## SUPPLIED MATERIAL
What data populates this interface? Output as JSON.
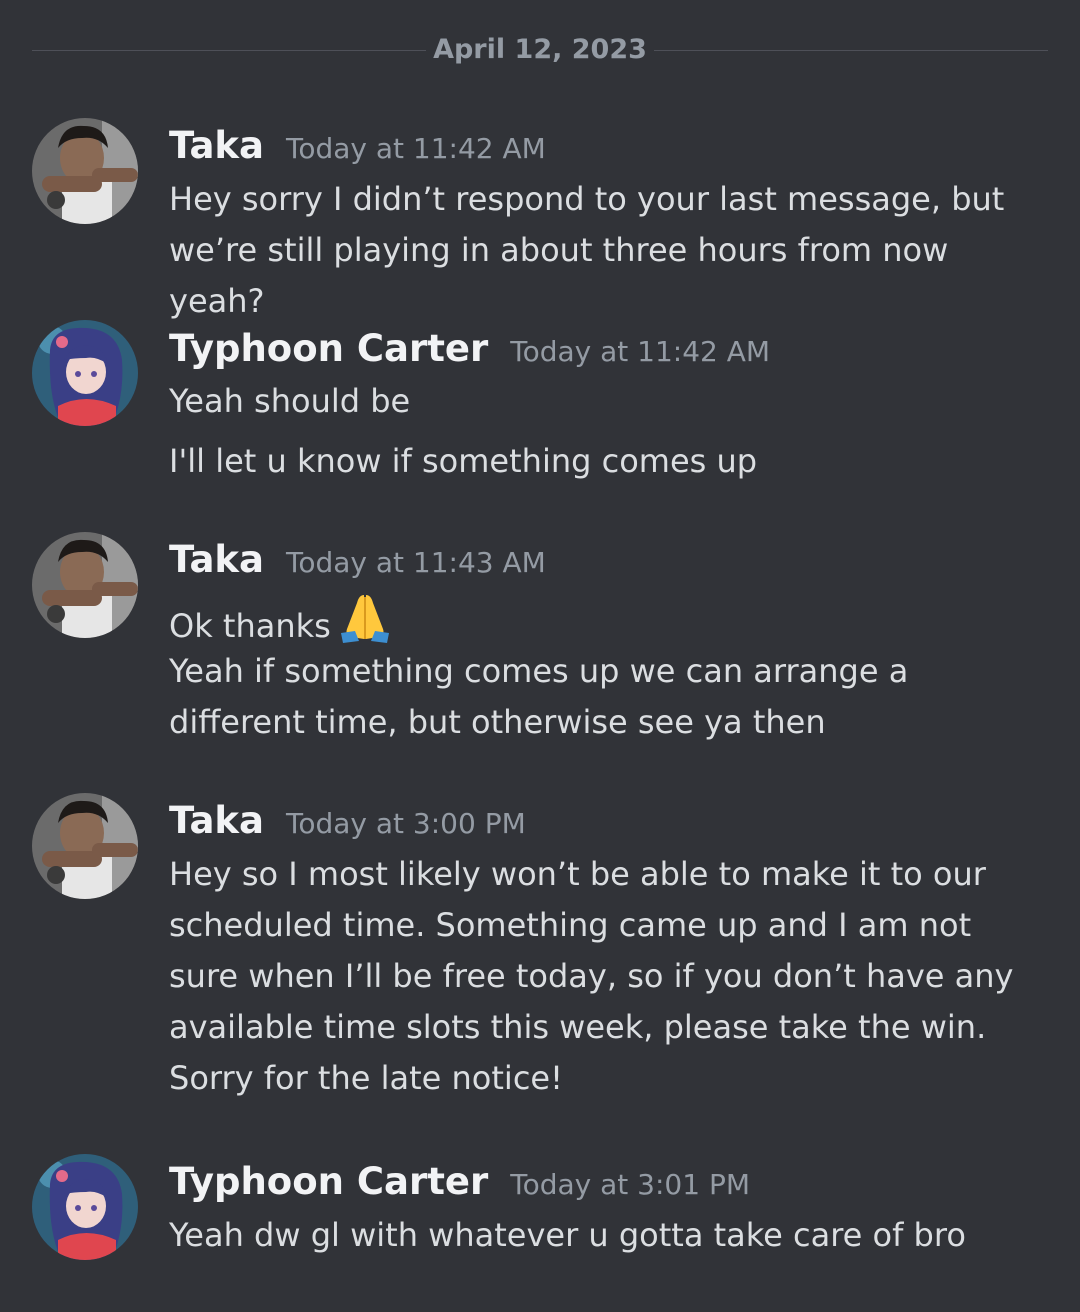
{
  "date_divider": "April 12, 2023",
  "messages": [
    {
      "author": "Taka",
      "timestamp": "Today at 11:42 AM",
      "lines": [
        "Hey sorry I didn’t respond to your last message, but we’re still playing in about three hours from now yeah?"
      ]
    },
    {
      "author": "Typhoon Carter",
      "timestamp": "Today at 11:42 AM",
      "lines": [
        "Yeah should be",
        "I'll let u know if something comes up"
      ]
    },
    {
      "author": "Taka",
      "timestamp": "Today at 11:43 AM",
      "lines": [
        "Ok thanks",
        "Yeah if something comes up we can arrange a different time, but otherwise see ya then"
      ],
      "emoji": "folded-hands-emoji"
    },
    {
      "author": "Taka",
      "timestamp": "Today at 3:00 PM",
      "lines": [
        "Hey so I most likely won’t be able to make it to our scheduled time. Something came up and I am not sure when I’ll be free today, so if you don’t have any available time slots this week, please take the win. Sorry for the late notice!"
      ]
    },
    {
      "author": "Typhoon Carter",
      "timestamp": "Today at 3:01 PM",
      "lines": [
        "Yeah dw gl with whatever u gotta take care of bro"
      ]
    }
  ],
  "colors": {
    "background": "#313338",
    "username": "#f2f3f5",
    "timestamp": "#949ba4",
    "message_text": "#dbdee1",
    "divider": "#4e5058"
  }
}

## EXERCISE TASK
Pick out every line holding the string "take" and return it.

## CORRECT RESPONSE
        "Hey so I most likely won’t be able to make it to our scheduled time. Something came up and I am not sure when I’ll be free today, so if you don’t have any available time slots this week, please take the win. Sorry for the late notice!"
        "Yeah dw gl with whatever u gotta take care of bro"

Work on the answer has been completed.